Give every entry again, word for word.
--- Start Information shown ---
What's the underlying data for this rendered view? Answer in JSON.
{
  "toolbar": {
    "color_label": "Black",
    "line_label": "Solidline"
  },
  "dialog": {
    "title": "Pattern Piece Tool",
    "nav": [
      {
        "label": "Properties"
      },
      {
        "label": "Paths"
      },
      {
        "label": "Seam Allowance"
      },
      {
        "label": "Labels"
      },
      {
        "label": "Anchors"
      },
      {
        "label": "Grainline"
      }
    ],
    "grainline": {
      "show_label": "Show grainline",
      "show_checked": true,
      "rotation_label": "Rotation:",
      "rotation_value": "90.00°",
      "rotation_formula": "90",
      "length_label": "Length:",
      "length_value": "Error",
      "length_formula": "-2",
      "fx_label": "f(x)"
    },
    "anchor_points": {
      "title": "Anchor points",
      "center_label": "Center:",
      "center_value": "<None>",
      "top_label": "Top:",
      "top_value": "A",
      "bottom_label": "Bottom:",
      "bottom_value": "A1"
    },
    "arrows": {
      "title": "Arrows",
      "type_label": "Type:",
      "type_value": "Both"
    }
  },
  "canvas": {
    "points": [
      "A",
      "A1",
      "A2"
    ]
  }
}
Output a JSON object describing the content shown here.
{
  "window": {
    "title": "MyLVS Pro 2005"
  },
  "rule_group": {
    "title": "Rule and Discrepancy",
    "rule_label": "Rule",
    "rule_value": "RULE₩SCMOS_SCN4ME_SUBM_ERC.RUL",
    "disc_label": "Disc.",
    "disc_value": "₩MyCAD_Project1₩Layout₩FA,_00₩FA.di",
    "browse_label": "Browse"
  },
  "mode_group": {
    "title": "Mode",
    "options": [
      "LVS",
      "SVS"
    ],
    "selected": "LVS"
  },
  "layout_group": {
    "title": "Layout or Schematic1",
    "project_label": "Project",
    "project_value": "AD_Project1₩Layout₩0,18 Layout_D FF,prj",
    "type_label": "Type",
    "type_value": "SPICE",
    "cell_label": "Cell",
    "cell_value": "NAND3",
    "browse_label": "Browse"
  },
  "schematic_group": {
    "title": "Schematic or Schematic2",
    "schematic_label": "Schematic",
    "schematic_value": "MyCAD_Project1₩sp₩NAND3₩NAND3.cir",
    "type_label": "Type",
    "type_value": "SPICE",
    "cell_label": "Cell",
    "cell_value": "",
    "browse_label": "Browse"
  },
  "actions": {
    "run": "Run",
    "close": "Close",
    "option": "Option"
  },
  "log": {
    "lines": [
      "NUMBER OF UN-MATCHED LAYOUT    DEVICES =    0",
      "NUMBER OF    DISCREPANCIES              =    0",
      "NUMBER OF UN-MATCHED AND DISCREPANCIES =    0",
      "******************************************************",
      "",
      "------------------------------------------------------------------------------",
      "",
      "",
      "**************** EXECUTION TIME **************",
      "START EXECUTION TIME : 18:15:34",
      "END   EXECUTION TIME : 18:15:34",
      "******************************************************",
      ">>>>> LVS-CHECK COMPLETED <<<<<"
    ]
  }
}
--- End Information shown ---
[Answer to this exercise]
What's the underlying data for this rendered view? Answer in JSON.
{
  "toolbar": {
    "color_label": "Black",
    "line_label": "Solidline"
  },
  "dialog": {
    "title": "Pattern Piece Tool",
    "nav": [
      {
        "label": "Properties"
      },
      {
        "label": "Paths"
      },
      {
        "label": "Seam Allowance"
      },
      {
        "label": "Labels"
      },
      {
        "label": "Anchors"
      },
      {
        "label": "Grainline"
      }
    ],
    "grainline": {
      "show_label": "Show grainline",
      "show_checked": true,
      "rotation_label": "Rotation:",
      "rotation_value": "90.00°",
      "rotation_formula": "90",
      "length_label": "Length:",
      "length_value": "Error",
      "length_formula": "-2",
      "fx_label": "f(x)"
    },
    "anchor_points": {
      "title": "Anchor points",
      "center_label": "Center:",
      "center_value": "<None>",
      "top_label": "Top:",
      "top_value": "A",
      "bottom_label": "Bottom:",
      "bottom_value": "A1"
    },
    "arrows": {
      "title": "Arrows",
      "type_label": "Type:",
      "type_value": "Both"
    }
  },
  "canvas": {
    "points": [
      "A",
      "A1",
      "A2"
    ]
  }
}
Output a JSON object describing the content shown here.
{
  "window": {
    "title": "MyLVS Pro 2005"
  },
  "rule_group": {
    "title": "Rule and Discrepancy",
    "rule_label": "Rule",
    "rule_value": "RULE₩SCMOS_SCN4ME_SUBM_ERC.RUL",
    "disc_label": "Disc.",
    "disc_value": "₩MyCAD_Project1₩Layout₩FA,_00₩FA.di",
    "browse_label": "Browse"
  },
  "mode_group": {
    "title": "Mode",
    "options": [
      "LVS",
      "SVS"
    ],
    "selected": "LVS"
  },
  "layout_group": {
    "title": "Layout or Schematic1",
    "project_label": "Project",
    "project_value": "AD_Project1₩Layout₩0,18 Layout_D FF,prj",
    "type_label": "Type",
    "type_value": "SPICE",
    "cell_label": "Cell",
    "cell_value": "NAND3",
    "browse_label": "Browse"
  },
  "schematic_group": {
    "title": "Schematic or Schematic2",
    "schematic_label": "Schematic",
    "schematic_value": "MyCAD_Project1₩sp₩NAND3₩NAND3.cir",
    "type_label": "Type",
    "type_value": "SPICE",
    "cell_label": "Cell",
    "cell_value": "",
    "browse_label": "Browse"
  },
  "actions": {
    "run": "Run",
    "close": "Close",
    "option": "Option"
  },
  "log": {
    "lines": [
      "NUMBER OF UN-MATCHED LAYOUT    DEVICES =    0",
      "NUMBER OF    DISCREPANCIES              =    0",
      "NUMBER OF UN-MATCHED AND DISCREPANCIES =    0",
      "******************************************************",
      "",
      "------------------------------------------------------------------------------",
      "",
      "",
      "**************** EXECUTION TIME **************",
      "START EXECUTION TIME : 18:15:34",
      "END   EXECUTION TIME : 18:15:34",
      "******************************************************",
      ">>>>> LVS-CHECK COMPLETED <<<<<"
    ]
  }
}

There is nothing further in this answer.